— Short problem —
Repeat each entry as written, dropping any picture you find.

(Items from a figure collection)
————————

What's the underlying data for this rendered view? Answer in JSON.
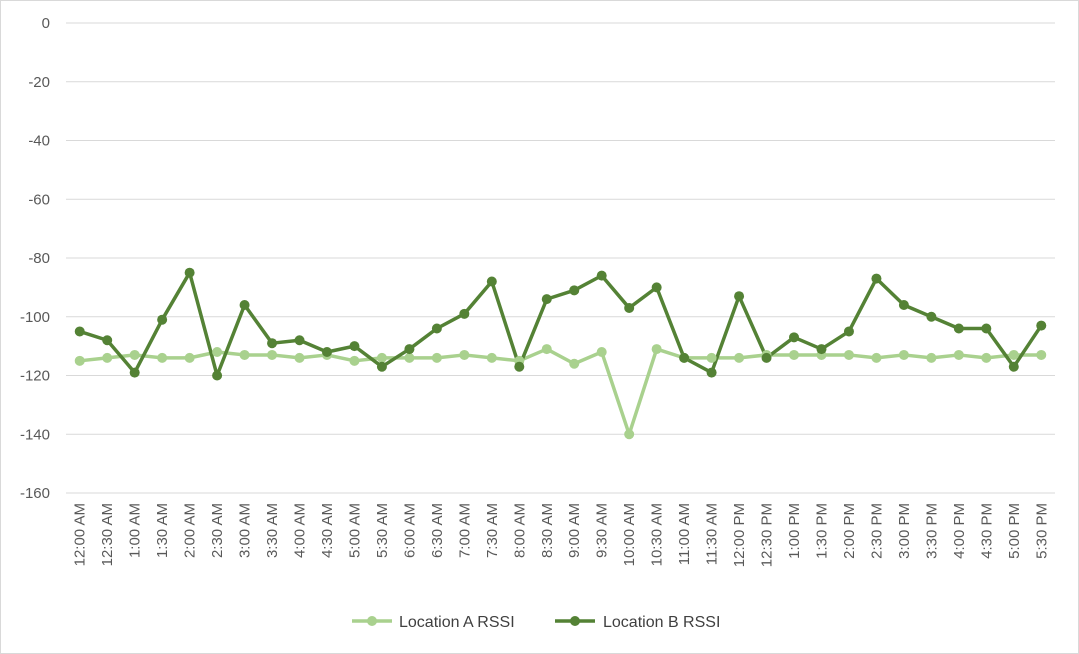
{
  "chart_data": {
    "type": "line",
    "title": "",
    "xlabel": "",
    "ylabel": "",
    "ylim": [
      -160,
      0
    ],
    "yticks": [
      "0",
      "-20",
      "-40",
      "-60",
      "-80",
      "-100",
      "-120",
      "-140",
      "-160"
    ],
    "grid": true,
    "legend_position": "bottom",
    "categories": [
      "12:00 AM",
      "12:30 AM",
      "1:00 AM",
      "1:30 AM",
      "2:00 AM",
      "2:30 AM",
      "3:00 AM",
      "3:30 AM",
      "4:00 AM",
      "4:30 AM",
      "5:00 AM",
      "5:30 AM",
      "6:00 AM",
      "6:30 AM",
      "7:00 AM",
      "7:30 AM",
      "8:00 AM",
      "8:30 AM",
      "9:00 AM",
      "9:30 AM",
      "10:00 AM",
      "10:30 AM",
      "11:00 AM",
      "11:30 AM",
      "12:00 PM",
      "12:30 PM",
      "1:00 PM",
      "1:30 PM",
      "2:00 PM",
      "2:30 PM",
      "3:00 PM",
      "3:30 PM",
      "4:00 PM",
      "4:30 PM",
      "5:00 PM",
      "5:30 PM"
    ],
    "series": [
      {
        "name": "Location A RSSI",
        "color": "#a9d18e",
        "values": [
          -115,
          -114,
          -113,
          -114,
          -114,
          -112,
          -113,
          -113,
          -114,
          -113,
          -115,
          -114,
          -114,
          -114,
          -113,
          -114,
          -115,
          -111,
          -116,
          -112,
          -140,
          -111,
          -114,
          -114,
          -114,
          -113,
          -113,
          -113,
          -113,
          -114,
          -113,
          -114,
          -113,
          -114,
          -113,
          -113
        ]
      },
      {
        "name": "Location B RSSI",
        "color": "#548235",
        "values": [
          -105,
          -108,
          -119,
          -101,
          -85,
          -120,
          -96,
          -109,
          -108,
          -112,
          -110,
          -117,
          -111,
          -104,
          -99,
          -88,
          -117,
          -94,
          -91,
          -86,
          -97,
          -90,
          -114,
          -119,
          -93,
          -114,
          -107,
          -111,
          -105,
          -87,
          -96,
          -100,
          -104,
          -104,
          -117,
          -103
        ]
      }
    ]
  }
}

————————

— Expected answer —
What's the underlying data for this rendered view? Answer in JSON.
{
  "chart_data": {
    "type": "line",
    "title": "",
    "xlabel": "",
    "ylabel": "",
    "ylim": [
      -160,
      0
    ],
    "yticks": [
      "0",
      "-20",
      "-40",
      "-60",
      "-80",
      "-100",
      "-120",
      "-140",
      "-160"
    ],
    "grid": true,
    "legend_position": "bottom",
    "categories": [
      "12:00 AM",
      "12:30 AM",
      "1:00 AM",
      "1:30 AM",
      "2:00 AM",
      "2:30 AM",
      "3:00 AM",
      "3:30 AM",
      "4:00 AM",
      "4:30 AM",
      "5:00 AM",
      "5:30 AM",
      "6:00 AM",
      "6:30 AM",
      "7:00 AM",
      "7:30 AM",
      "8:00 AM",
      "8:30 AM",
      "9:00 AM",
      "9:30 AM",
      "10:00 AM",
      "10:30 AM",
      "11:00 AM",
      "11:30 AM",
      "12:00 PM",
      "12:30 PM",
      "1:00 PM",
      "1:30 PM",
      "2:00 PM",
      "2:30 PM",
      "3:00 PM",
      "3:30 PM",
      "4:00 PM",
      "4:30 PM",
      "5:00 PM",
      "5:30 PM"
    ],
    "series": [
      {
        "name": "Location A RSSI",
        "color": "#a9d18e",
        "values": [
          -115,
          -114,
          -113,
          -114,
          -114,
          -112,
          -113,
          -113,
          -114,
          -113,
          -115,
          -114,
          -114,
          -114,
          -113,
          -114,
          -115,
          -111,
          -116,
          -112,
          -140,
          -111,
          -114,
          -114,
          -114,
          -113,
          -113,
          -113,
          -113,
          -114,
          -113,
          -114,
          -113,
          -114,
          -113,
          -113
        ]
      },
      {
        "name": "Location B RSSI",
        "color": "#548235",
        "values": [
          -105,
          -108,
          -119,
          -101,
          -85,
          -120,
          -96,
          -109,
          -108,
          -112,
          -110,
          -117,
          -111,
          -104,
          -99,
          -88,
          -117,
          -94,
          -91,
          -86,
          -97,
          -90,
          -114,
          -119,
          -93,
          -114,
          -107,
          -111,
          -105,
          -87,
          -96,
          -100,
          -104,
          -104,
          -117,
          -103
        ]
      }
    ]
  }
}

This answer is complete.